[Aim] Check each line of the entries below for the string "represented" and state how many lines have it, with no other text.

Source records
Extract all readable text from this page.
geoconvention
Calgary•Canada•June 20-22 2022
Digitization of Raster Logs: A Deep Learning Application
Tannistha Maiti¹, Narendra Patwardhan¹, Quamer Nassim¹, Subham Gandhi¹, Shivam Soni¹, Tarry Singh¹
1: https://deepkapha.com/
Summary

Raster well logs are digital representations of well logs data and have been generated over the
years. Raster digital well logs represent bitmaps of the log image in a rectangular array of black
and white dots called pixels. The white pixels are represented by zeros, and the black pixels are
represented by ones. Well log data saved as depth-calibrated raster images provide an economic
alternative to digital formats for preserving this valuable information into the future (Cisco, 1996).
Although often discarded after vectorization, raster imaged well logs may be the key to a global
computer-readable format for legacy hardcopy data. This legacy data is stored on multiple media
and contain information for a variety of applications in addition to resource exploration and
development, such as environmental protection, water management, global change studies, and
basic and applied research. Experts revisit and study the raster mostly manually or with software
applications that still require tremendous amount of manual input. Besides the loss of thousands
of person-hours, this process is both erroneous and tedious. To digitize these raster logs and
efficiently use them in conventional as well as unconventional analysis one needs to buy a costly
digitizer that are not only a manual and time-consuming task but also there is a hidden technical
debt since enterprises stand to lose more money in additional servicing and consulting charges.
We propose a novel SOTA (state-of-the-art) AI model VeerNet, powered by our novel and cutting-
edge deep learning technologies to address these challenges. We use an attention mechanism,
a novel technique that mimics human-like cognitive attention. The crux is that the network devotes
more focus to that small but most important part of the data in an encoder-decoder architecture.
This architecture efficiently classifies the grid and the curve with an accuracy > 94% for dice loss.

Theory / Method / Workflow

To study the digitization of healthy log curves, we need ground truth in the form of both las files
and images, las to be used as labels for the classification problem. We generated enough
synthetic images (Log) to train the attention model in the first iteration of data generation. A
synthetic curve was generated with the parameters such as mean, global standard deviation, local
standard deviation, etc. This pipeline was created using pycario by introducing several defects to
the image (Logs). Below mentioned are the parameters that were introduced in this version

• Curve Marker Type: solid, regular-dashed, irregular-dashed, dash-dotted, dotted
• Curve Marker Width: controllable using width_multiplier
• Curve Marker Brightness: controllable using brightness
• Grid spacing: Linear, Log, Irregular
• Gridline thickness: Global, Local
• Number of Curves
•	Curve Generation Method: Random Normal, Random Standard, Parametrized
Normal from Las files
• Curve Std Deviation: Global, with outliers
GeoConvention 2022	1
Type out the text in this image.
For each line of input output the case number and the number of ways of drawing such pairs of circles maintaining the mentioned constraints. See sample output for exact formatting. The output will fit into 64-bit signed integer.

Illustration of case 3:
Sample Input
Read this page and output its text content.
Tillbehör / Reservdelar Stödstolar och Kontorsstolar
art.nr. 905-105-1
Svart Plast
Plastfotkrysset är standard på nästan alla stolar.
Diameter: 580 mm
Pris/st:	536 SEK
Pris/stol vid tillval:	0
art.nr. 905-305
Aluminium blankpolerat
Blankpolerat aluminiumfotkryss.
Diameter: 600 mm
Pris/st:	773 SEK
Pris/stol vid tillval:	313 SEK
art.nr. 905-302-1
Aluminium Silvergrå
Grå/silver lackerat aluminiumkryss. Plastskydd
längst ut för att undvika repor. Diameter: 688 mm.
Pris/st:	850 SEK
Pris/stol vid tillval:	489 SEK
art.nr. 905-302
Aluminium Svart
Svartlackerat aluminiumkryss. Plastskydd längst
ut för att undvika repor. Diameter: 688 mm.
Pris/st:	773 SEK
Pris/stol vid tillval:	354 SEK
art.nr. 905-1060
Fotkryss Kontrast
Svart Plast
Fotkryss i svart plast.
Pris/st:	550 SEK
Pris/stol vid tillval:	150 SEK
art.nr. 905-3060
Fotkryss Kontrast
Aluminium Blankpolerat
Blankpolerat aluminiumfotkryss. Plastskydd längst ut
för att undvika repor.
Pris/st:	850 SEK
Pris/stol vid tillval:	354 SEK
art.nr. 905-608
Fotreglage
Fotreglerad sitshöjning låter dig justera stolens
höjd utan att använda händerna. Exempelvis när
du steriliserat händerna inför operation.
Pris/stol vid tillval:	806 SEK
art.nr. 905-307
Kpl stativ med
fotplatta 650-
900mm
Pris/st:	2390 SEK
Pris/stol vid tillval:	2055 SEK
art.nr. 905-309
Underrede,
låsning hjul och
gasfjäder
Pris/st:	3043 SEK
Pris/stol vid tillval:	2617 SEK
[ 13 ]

[Complete answer] 2